— Brief —
Reproduce all entries precisely as they are written.

— Material to process —
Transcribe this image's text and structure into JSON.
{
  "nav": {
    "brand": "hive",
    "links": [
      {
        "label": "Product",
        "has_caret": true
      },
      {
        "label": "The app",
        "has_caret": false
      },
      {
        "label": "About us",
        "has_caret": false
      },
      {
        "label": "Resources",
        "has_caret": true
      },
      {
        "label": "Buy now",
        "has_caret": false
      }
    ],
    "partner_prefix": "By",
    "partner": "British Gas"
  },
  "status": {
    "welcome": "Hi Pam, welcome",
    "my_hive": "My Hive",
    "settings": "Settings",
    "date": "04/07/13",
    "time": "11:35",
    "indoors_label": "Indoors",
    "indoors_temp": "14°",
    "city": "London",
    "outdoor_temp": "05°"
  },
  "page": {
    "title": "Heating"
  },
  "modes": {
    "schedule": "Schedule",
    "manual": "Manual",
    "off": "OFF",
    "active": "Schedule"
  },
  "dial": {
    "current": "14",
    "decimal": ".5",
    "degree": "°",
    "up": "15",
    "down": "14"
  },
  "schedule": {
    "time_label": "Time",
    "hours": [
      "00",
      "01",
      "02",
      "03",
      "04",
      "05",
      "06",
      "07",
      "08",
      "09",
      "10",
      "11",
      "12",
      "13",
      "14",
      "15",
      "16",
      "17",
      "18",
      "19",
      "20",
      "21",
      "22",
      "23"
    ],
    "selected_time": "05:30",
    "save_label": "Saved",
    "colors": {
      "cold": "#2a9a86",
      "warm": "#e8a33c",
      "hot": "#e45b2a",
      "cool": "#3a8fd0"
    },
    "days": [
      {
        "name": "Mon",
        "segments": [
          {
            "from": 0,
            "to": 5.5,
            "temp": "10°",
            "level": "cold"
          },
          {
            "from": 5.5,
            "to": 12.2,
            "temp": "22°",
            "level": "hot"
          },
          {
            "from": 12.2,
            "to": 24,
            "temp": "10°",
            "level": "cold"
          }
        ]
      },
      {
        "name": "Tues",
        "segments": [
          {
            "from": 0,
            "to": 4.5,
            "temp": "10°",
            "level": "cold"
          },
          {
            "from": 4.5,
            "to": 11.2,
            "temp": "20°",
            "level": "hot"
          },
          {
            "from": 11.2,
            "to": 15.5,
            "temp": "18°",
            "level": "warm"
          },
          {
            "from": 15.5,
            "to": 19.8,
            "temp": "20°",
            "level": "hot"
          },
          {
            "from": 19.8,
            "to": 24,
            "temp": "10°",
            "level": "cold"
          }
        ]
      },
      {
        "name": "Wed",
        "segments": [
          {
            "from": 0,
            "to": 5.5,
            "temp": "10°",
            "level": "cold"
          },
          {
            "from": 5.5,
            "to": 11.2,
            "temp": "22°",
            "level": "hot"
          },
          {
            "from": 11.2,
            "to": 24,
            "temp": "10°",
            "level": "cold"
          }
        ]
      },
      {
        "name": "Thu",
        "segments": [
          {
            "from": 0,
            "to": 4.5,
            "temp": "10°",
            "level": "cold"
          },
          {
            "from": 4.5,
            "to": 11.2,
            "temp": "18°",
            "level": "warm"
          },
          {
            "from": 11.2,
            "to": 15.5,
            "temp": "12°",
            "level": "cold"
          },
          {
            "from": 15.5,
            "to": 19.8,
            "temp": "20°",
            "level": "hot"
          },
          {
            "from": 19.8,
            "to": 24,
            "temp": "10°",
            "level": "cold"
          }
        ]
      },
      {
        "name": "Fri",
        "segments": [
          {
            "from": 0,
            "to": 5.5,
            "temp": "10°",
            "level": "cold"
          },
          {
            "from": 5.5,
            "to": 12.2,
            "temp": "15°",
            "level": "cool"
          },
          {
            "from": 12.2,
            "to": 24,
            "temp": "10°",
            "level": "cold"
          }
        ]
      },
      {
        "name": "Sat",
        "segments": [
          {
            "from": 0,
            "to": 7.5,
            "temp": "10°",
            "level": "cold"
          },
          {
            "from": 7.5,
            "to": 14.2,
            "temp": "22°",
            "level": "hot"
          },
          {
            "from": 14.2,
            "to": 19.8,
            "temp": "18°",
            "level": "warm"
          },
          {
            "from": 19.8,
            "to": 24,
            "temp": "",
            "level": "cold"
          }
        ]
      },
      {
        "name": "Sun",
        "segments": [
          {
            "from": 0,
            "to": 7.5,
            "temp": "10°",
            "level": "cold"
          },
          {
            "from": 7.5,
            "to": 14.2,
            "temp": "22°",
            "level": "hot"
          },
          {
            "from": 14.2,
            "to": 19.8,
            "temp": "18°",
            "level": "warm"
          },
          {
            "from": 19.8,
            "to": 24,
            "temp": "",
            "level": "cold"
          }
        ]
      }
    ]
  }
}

— Exercise result —
Transcribe this image's text and structure into JSON.
{
  "nav": {
    "brand": "hive",
    "links": [
      {
        "label": "Product",
        "has_caret": true
      },
      {
        "label": "The app",
        "has_caret": false
      },
      {
        "label": "About us",
        "has_caret": false
      },
      {
        "label": "Resources",
        "has_caret": true
      },
      {
        "label": "Buy now",
        "has_caret": false
      }
    ],
    "partner_prefix": "By",
    "partner": "British Gas"
  },
  "status": {
    "welcome": "Hi Pam, welcome",
    "my_hive": "My Hive",
    "settings": "Settings",
    "date": "04/07/13",
    "time": "11:35",
    "indoors_label": "Indoors",
    "indoors_temp": "14°",
    "city": "London",
    "outdoor_temp": "05°"
  },
  "page": {
    "title": "Heating"
  },
  "modes": {
    "schedule": "Schedule",
    "manual": "Manual",
    "off": "OFF",
    "active": "Schedule"
  },
  "dial": {
    "current": "14",
    "decimal": ".5",
    "degree": "°",
    "up": "15",
    "down": "14"
  },
  "schedule": {
    "time_label": "Time",
    "hours": [
      "00",
      "01",
      "02",
      "03",
      "04",
      "05",
      "06",
      "07",
      "08",
      "09",
      "10",
      "11",
      "12",
      "13",
      "14",
      "15",
      "16",
      "17",
      "18",
      "19",
      "20",
      "21",
      "22",
      "23"
    ],
    "selected_time": "05:30",
    "save_label": "Saved",
    "colors": {
      "cold": "#2a9a86",
      "warm": "#e8a33c",
      "hot": "#e45b2a",
      "cool": "#3a8fd0"
    },
    "days": [
      {
        "name": "Mon",
        "segments": [
          {
            "from": 0,
            "to": 5.5,
            "temp": "10°",
            "level": "cold"
          },
          {
            "from": 5.5,
            "to": 12.2,
            "temp": "22°",
            "level": "hot"
          },
          {
            "from": 12.2,
            "to": 24,
            "temp": "10°",
            "level": "cold"
          }
        ]
      },
      {
        "name": "Tues",
        "segments": [
          {
            "from": 0,
            "to": 4.5,
            "temp": "10°",
            "level": "cold"
          },
          {
            "from": 4.5,
            "to": 11.2,
            "temp": "20°",
            "level": "hot"
          },
          {
            "from": 11.2,
            "to": 15.5,
            "temp": "18°",
            "level": "warm"
          },
          {
            "from": 15.5,
            "to": 19.8,
            "temp": "20°",
            "level": "hot"
          },
          {
            "from": 19.8,
            "to": 24,
            "temp": "10°",
            "level": "cold"
          }
        ]
      },
      {
        "name": "Wed",
        "segments": [
          {
            "from": 0,
            "to": 5.5,
            "temp": "10°",
            "level": "cold"
          },
          {
            "from": 5.5,
            "to": 11.2,
            "temp": "22°",
            "level": "hot"
          },
          {
            "from": 11.2,
            "to": 24,
            "temp": "10°",
            "level": "cold"
          }
        ]
      },
      {
        "name": "Thu",
        "segments": [
          {
            "from": 0,
            "to": 4.5,
            "temp": "10°",
            "level": "cold"
          },
          {
            "from": 4.5,
            "to": 11.2,
            "temp": "18°",
            "level": "warm"
          },
          {
            "from": 11.2,
            "to": 15.5,
            "temp": "12°",
            "level": "cold"
          },
          {
            "from": 15.5,
            "to": 19.8,
            "temp": "20°",
            "level": "hot"
          },
          {
            "from": 19.8,
            "to": 24,
            "temp": "10°",
            "level": "cold"
          }
        ]
      },
      {
        "name": "Fri",
        "segments": [
          {
            "from": 0,
            "to": 5.5,
            "temp": "10°",
            "level": "cold"
          },
          {
            "from": 5.5,
            "to": 12.2,
            "temp": "15°",
            "level": "cool"
          },
          {
            "from": 12.2,
            "to": 24,
            "temp": "10°",
            "level": "cold"
          }
        ]
      },
      {
        "name": "Sat",
        "segments": [
          {
            "from": 0,
            "to": 7.5,
            "temp": "10°",
            "level": "cold"
          },
          {
            "from": 7.5,
            "to": 14.2,
            "temp": "22°",
            "level": "hot"
          },
          {
            "from": 14.2,
            "to": 19.8,
            "temp": "18°",
            "level": "warm"
          },
          {
            "from": 19.8,
            "to": 24,
            "temp": "",
            "level": "cold"
          }
        ]
      },
      {
        "name": "Sun",
        "segments": [
          {
            "from": 0,
            "to": 7.5,
            "temp": "10°",
            "level": "cold"
          },
          {
            "from": 7.5,
            "to": 14.2,
            "temp": "22°",
            "level": "hot"
          },
          {
            "from": 14.2,
            "to": 19.8,
            "temp": "18°",
            "level": "warm"
          },
          {
            "from": 19.8,
            "to": 24,
            "temp": "",
            "level": "cold"
          }
        ]
      }
    ]
  }
}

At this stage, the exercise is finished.